= Task requirements =
Convert the material from the line containing "x-category-label: Asiatique xyxy=(238,402,308,421)" through the line containing "bar xyxy=(263,109,282,355)", inclusive, into a Markdown table with columns "No." and "Entry". Number each row, skip blank lines, and output only the table.

= Data supplied =
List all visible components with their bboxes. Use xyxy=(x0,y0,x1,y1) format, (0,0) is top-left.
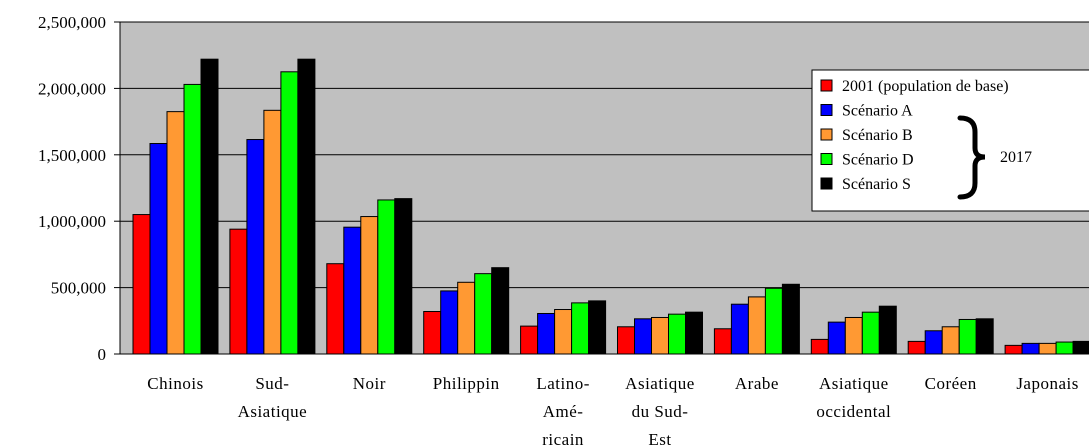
x-category-label: Asiatique xyxy=(238,402,308,421)
bar xyxy=(827,321,846,355)
bar xyxy=(844,316,863,355)
bar xyxy=(747,296,766,355)
bar xyxy=(634,318,652,355)
legend-swatch xyxy=(820,79,833,92)
bar xyxy=(861,311,880,355)
y-tick-label: 500,000 xyxy=(51,279,106,298)
bar xyxy=(1004,344,1023,355)
x-category-label: Asiatique xyxy=(625,374,695,393)
axes xyxy=(114,21,1089,355)
bar xyxy=(377,199,396,355)
bar xyxy=(730,303,749,355)
bar xyxy=(520,325,539,355)
bar xyxy=(668,313,686,355)
x-category-label: Chinois xyxy=(147,374,203,393)
bar xyxy=(394,198,413,355)
bar xyxy=(651,316,669,355)
bar xyxy=(457,281,476,355)
x-category-label: Philippin xyxy=(433,374,500,393)
bar xyxy=(440,290,459,355)
y-tick-label: 0 xyxy=(98,345,107,364)
legend-entry: Scénario B xyxy=(842,127,913,144)
y-tick-label: 2,500,000 xyxy=(38,13,106,32)
x-category-label: Noir xyxy=(353,374,386,393)
bar xyxy=(297,58,316,355)
x-category-label: Latino- xyxy=(536,374,590,393)
legend: 2001 (population de base) Scénario A Scéna… xyxy=(811,69,1089,212)
x-category-label: Sud- xyxy=(255,374,289,393)
bar xyxy=(1021,342,1040,355)
bar xyxy=(263,109,282,355)
legend-swatch xyxy=(820,153,833,165)
bar xyxy=(941,326,960,355)
y-tick-label: 2,000,000 xyxy=(38,79,106,98)
bar xyxy=(1038,342,1057,355)
bar xyxy=(878,305,897,355)
legend-entry: Scénario D xyxy=(842,152,914,169)
bar xyxy=(713,328,732,355)
x-category-label: Est xyxy=(648,430,671,446)
bars xyxy=(132,58,1089,355)
bar xyxy=(246,139,265,355)
bar xyxy=(1072,340,1089,355)
legend-entry: 2001 (population de base) xyxy=(842,78,1009,95)
bar xyxy=(571,302,590,355)
bar xyxy=(183,83,202,355)
x-category-label: ricain xyxy=(542,430,584,446)
x-category-label: du Sud- xyxy=(632,402,689,421)
bar xyxy=(685,311,703,355)
x-category-label: occidental xyxy=(816,402,891,421)
x-category-label: Arabe xyxy=(735,374,779,393)
bar xyxy=(132,214,151,355)
legend-swatch xyxy=(820,128,833,141)
bar xyxy=(326,263,345,355)
bar xyxy=(781,283,800,355)
bar xyxy=(810,338,829,355)
bar xyxy=(1055,341,1074,355)
x-category-label: Coréen xyxy=(925,374,977,393)
legend-swatch xyxy=(820,104,833,116)
bar xyxy=(924,330,943,355)
bar xyxy=(554,309,573,355)
bar xyxy=(537,312,556,355)
bar xyxy=(907,340,926,355)
legend-box xyxy=(811,69,1089,212)
x-category-label: Japonais xyxy=(1016,374,1079,393)
x-category-label: Asiatique xyxy=(819,374,889,393)
bar xyxy=(958,318,977,355)
bar xyxy=(474,273,493,355)
legend-entry: Scénario A xyxy=(842,103,913,120)
legend-brace xyxy=(957,115,986,200)
bar xyxy=(423,311,442,355)
legend-swatch xyxy=(820,177,833,190)
bar xyxy=(975,318,994,355)
bar xyxy=(588,300,607,355)
bar xyxy=(360,216,379,355)
bar xyxy=(491,267,510,355)
bar xyxy=(166,111,185,355)
bar xyxy=(764,287,783,355)
x-category-labels: Chinois Sud- Asiatique Noir Philippin Latino-… xyxy=(147,374,1079,446)
y-tick-labels: 0 500,000 1,000,000 1,500,000 2,000,000 2,500… xyxy=(38,13,106,364)
bar xyxy=(200,58,219,355)
legend-entry: Scénario S xyxy=(842,176,911,193)
legend-brace-label: 2017 xyxy=(1000,149,1032,166)
y-tick-label: 1,500,000 xyxy=(38,146,106,165)
bar xyxy=(343,226,362,355)
bar xyxy=(149,143,168,355)
bar xyxy=(617,326,635,355)
y-tick-label: 1,000,000 xyxy=(38,212,106,231)
bar xyxy=(229,228,248,355)
x-category-label: Amé- xyxy=(543,402,584,421)
bar xyxy=(280,71,299,355)
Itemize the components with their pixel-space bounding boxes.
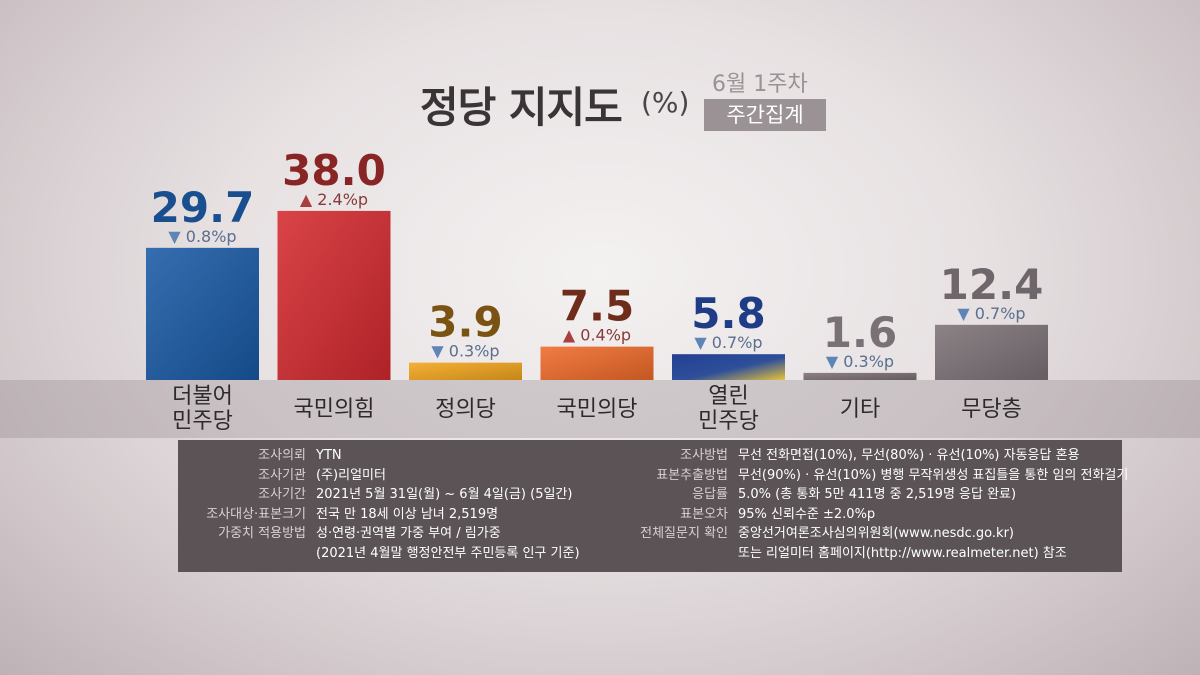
- chart-title: 정당 지지도: [420, 83, 623, 132]
- info-label: 조사의뢰: [258, 448, 306, 463]
- bar: [935, 324, 1048, 380]
- change-label: ▲ 0.4%p: [563, 326, 631, 345]
- category-label: 국민의당: [556, 396, 638, 422]
- info-row: 가중치 적용방법 성·연령·권역별 가중 부여 / 림가중: [178, 524, 580, 544]
- bar: [146, 247, 259, 380]
- value-label: 5.8: [691, 289, 765, 338]
- change-label: ▼ 0.3%p: [431, 342, 499, 361]
- info-value: 무선(90%) · 유선(10%) 병행 무작위생성 표집틀을 통한 임의 전화…: [738, 467, 1129, 483]
- unit-label: (%): [641, 86, 690, 119]
- info-row: 조사기간 2021년 5월 31일(월) ~ 6월 4일(금) (5일간): [178, 485, 580, 505]
- change-label: ▼ 0.7%p: [957, 304, 1025, 323]
- info-label: 가중치 적용방법: [218, 526, 306, 541]
- info-value: 95% 신뢰수준 ±2.0%p: [738, 506, 876, 522]
- change-label: ▼ 0.3%p: [826, 352, 894, 371]
- info-label: [610, 544, 728, 564]
- category-band: [0, 380, 1200, 438]
- change-label: ▲ 2.4%p: [300, 190, 368, 209]
- info-value: 전국 만 18세 이상 남녀 2,519명: [316, 506, 499, 522]
- bar: [803, 372, 917, 380]
- value-label: 3.9: [428, 298, 502, 347]
- survey-info-left: 조사의뢰 YTN 조사기관 (주)리얼미터 조사기간 2021년 5월 31일(월) …: [178, 446, 580, 564]
- category-label: 무당층: [961, 396, 1022, 422]
- info-label: 조사방법: [680, 448, 728, 463]
- info-label: 조사대상·표본크기: [206, 506, 306, 522]
- info-value: 무선 전화면접(10%), 무선(80%) · 유선(10%) 자동응답 혼용: [738, 448, 1080, 463]
- info-row: 응답률 5.0% (총 통화 5만 411명 중 2,519명 응답 완료): [610, 485, 1128, 505]
- bar: [540, 346, 654, 380]
- info-row: 조사대상·표본크기 전국 만 18세 이상 남녀 2,519명: [178, 505, 580, 525]
- info-label: 응답률: [692, 487, 728, 502]
- info-row: 표본오차 95% 신뢰수준 ±2.0%p: [610, 505, 1128, 525]
- info-label: 전체질문지 확인: [640, 526, 728, 541]
- info-value: 중앙선거여론조사심의위원회(www.nesdc.go.kr): [738, 526, 1014, 541]
- bar: [672, 354, 785, 380]
- info-label: 표본오차: [680, 506, 728, 522]
- info-row: 표본추출방법 무선(90%) · 유선(10%) 병행 무작위생성 표집틀을 통한…: [610, 466, 1128, 486]
- info-value: 2021년 5월 31일(월) ~ 6월 4일(금) (5일간): [316, 487, 573, 502]
- week-label: 6월 1주차: [712, 72, 808, 97]
- survey-info-box: 조사의뢰 YTN 조사기관 (주)리얼미터 조사기간 2021년 5월 31일(월) …: [178, 440, 1128, 572]
- info-value: 성·연령·권역별 가중 부여 / 림가중: [316, 526, 501, 541]
- value-label: 7.5: [560, 282, 634, 331]
- aggregation-badge: 주간집계: [704, 99, 826, 131]
- info-value: (주)리얼미터: [316, 467, 386, 483]
- category-label: 기타: [839, 396, 881, 422]
- info-value: 5.0% (총 통화 5만 411명 중 2,519명 응답 완료): [738, 487, 1017, 502]
- change-label: ▼ 0.8%p: [168, 227, 236, 246]
- info-value: YTN: [316, 448, 342, 463]
- change-label: ▼ 0.7%p: [694, 333, 762, 352]
- category-label: 정의당: [435, 396, 496, 422]
- category-label: 국민의힘: [293, 396, 375, 422]
- info-row: (2021년 4월말 행정안전부 주민등록 인구 기준): [178, 544, 580, 564]
- value-label: 29.7: [151, 183, 255, 232]
- value-label: 12.4: [940, 260, 1044, 309]
- category-label: 더불어 민주당: [172, 384, 233, 434]
- info-label: 표본추출방법: [656, 467, 728, 483]
- info-row: 조사의뢰 YTN: [178, 446, 580, 466]
- value-label: 1.6: [823, 308, 897, 357]
- survey-info-right: 조사방법 무선 전화면접(10%), 무선(80%) · 유선(10%) 자동응답…: [610, 446, 1128, 563]
- chart-header: 정당 지지도 (%) 6월 1주차 주간집계: [0, 0, 1200, 150]
- info-row: 조사기관 (주)리얼미터: [178, 466, 580, 486]
- info-value: (2021년 4월말 행정안전부 주민등록 인구 기준): [316, 545, 580, 561]
- info-row: 조사방법 무선 전화면접(10%), 무선(80%) · 유선(10%) 자동응답…: [610, 446, 1128, 466]
- info-value: 또는 리얼미터 홈페이지(http://www.realmeter.net) 참…: [738, 545, 1067, 561]
- bar-chart: ▼ 0.8%p29.7 ▲ 2.4%p38.0▼ 0.3%p3.9 ▲ 0.4%p7…: [146, 146, 1048, 380]
- info-label: 조사기간: [258, 487, 306, 502]
- info-row: 또는 리얼미터 홈페이지(http://www.realmeter.net) 참…: [610, 544, 1128, 564]
- info-label: [178, 544, 306, 564]
- bar: [409, 362, 522, 380]
- bar: [277, 210, 391, 380]
- info-row: 전체질문지 확인 중앙선거여론조사심의위원회(www.nesdc.go.kr): [610, 524, 1128, 544]
- info-label: 조사기관: [258, 467, 306, 483]
- value-label: 38.0: [282, 146, 386, 195]
- category-label: 열린 민주당: [698, 384, 759, 434]
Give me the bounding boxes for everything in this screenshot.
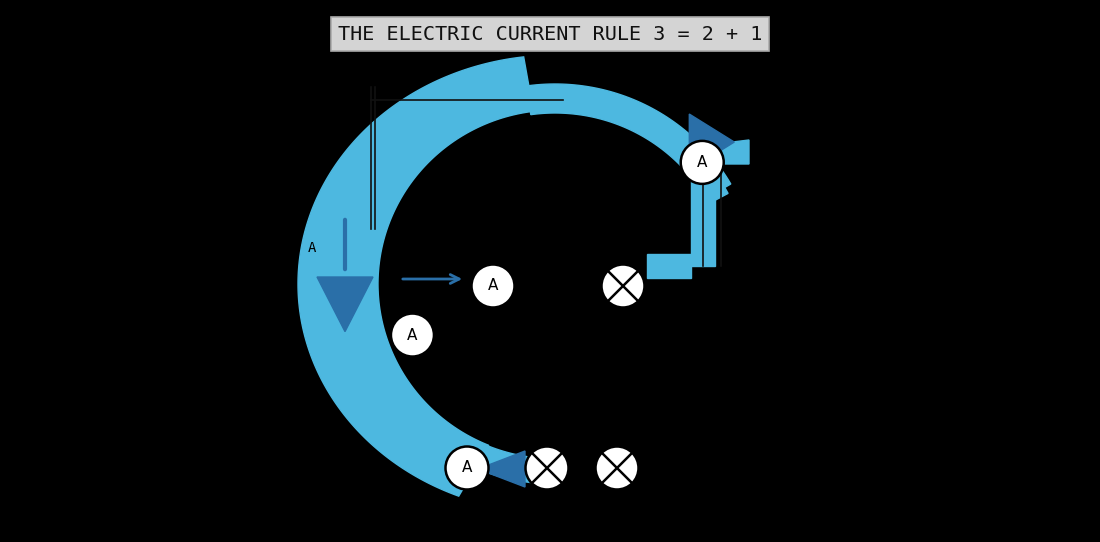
Text: A: A — [697, 155, 707, 170]
Text: A: A — [487, 279, 498, 294]
Polygon shape — [352, 84, 730, 484]
Text: THE ELECTRIC CURRENT RULE 3 = 2 + 1: THE ELECTRIC CURRENT RULE 3 = 2 + 1 — [338, 24, 762, 43]
Polygon shape — [298, 57, 534, 496]
Circle shape — [595, 447, 638, 489]
Text: A: A — [308, 241, 317, 255]
Polygon shape — [464, 442, 562, 482]
Circle shape — [390, 313, 433, 357]
Polygon shape — [691, 146, 715, 266]
Circle shape — [526, 447, 569, 489]
Polygon shape — [528, 91, 728, 204]
Polygon shape — [690, 114, 735, 170]
Circle shape — [446, 447, 488, 489]
Polygon shape — [478, 451, 525, 487]
Circle shape — [681, 141, 724, 184]
Polygon shape — [691, 140, 749, 164]
Text: 2A: 2A — [573, 199, 588, 212]
Circle shape — [602, 264, 645, 307]
Polygon shape — [317, 277, 373, 332]
Polygon shape — [647, 254, 691, 278]
Text: A: A — [462, 461, 472, 475]
Text: A: A — [407, 327, 418, 343]
Circle shape — [472, 264, 515, 307]
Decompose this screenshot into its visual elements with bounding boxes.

= Reply =
| No. | Entry |
|---|---|
| 1 | x-category-label: Asiatique xyxy=(238,402,308,421) |
| 2 | bar xyxy=(827,321,846,355) |
| 3 | bar xyxy=(844,316,863,355) |
| 4 | bar xyxy=(747,296,766,355) |
| 5 | bar xyxy=(634,318,652,355) |
| 6 | legend-swatch xyxy=(820,79,833,92) |
| 7 | bar xyxy=(861,311,880,355) |
| 8 | y-tick-label: 500,000 xyxy=(51,279,106,298) |
| 9 | bar xyxy=(1004,344,1023,355) |
| 10 | x-category-label: Asiatique xyxy=(625,374,695,393) |
| 11 | axes xyxy=(114,21,1089,355) |
| 12 | bar xyxy=(377,199,396,355) |
| 13 | bar xyxy=(730,303,749,355) |
| 14 | bar xyxy=(520,325,539,355) |
| 15 | bar xyxy=(668,313,686,355) |
| 16 | x-category-label: Chinois xyxy=(147,374,203,393) |
| 17 | bar xyxy=(394,198,413,355) |
| 18 | bar xyxy=(651,316,669,355) |
| 19 | bar xyxy=(457,281,476,355) |
| 20 | x-category-label: Philippin xyxy=(433,374,500,393) |
| 21 | bar xyxy=(440,290,459,355) |
| 22 | y-tick-label: 0 xyxy=(98,345,107,364) |
| 23 | legend-entry: Scénario B xyxy=(842,127,913,144) |
| 24 | y-tick-label: 2,500,000 xyxy=(38,13,106,32) |
| 25 | x-category-label: Noir xyxy=(353,374,386,393) |
| 26 | bar xyxy=(297,58,316,355) |
| 27 | x-category-label: Latino- xyxy=(536,374,590,393) |
| 28 | legend: 2001 (population de base) Scénario A Scéna… xyxy=(811,69,1089,212) |
| 29 | x-category-label: Sud- xyxy=(255,374,289,393) |
| 30 | bar xyxy=(1021,342,1040,355) |
| 31 | bar xyxy=(263,109,282,355) |